### RECORDED INFORMATION ###

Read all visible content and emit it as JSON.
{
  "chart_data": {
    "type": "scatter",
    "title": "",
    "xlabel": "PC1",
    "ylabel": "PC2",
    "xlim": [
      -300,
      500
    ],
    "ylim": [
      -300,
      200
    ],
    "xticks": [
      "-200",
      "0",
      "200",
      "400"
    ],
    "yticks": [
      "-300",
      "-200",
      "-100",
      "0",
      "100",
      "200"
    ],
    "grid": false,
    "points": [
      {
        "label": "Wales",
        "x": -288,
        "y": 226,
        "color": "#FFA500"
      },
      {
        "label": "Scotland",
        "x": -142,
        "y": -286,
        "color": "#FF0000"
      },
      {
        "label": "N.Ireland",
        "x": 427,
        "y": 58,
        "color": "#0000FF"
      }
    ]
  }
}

###

■ TASK OBJECTIVE: The lines above should be duplicated exactly.

■ TASK OUTPUT:
Read all visible content and emit it as JSON.
{
  "chart_data": {
    "type": "scatter",
    "title": "",
    "xlabel": "PC1",
    "ylabel": "PC2",
    "xlim": [
      -300,
      500
    ],
    "ylim": [
      -300,
      200
    ],
    "xticks": [
      "-200",
      "0",
      "200",
      "400"
    ],
    "yticks": [
      "-300",
      "-200",
      "-100",
      "0",
      "100",
      "200"
    ],
    "grid": false,
    "points": [
      {
        "label": "Wales",
        "x": -288,
        "y": 226,
        "color": "#FFA500"
      },
      {
        "label": "Scotland",
        "x": -142,
        "y": -286,
        "color": "#FF0000"
      },
      {
        "label": "N.Ireland",
        "x": 427,
        "y": 58,
        "color": "#0000FF"
      }
    ]
  }
}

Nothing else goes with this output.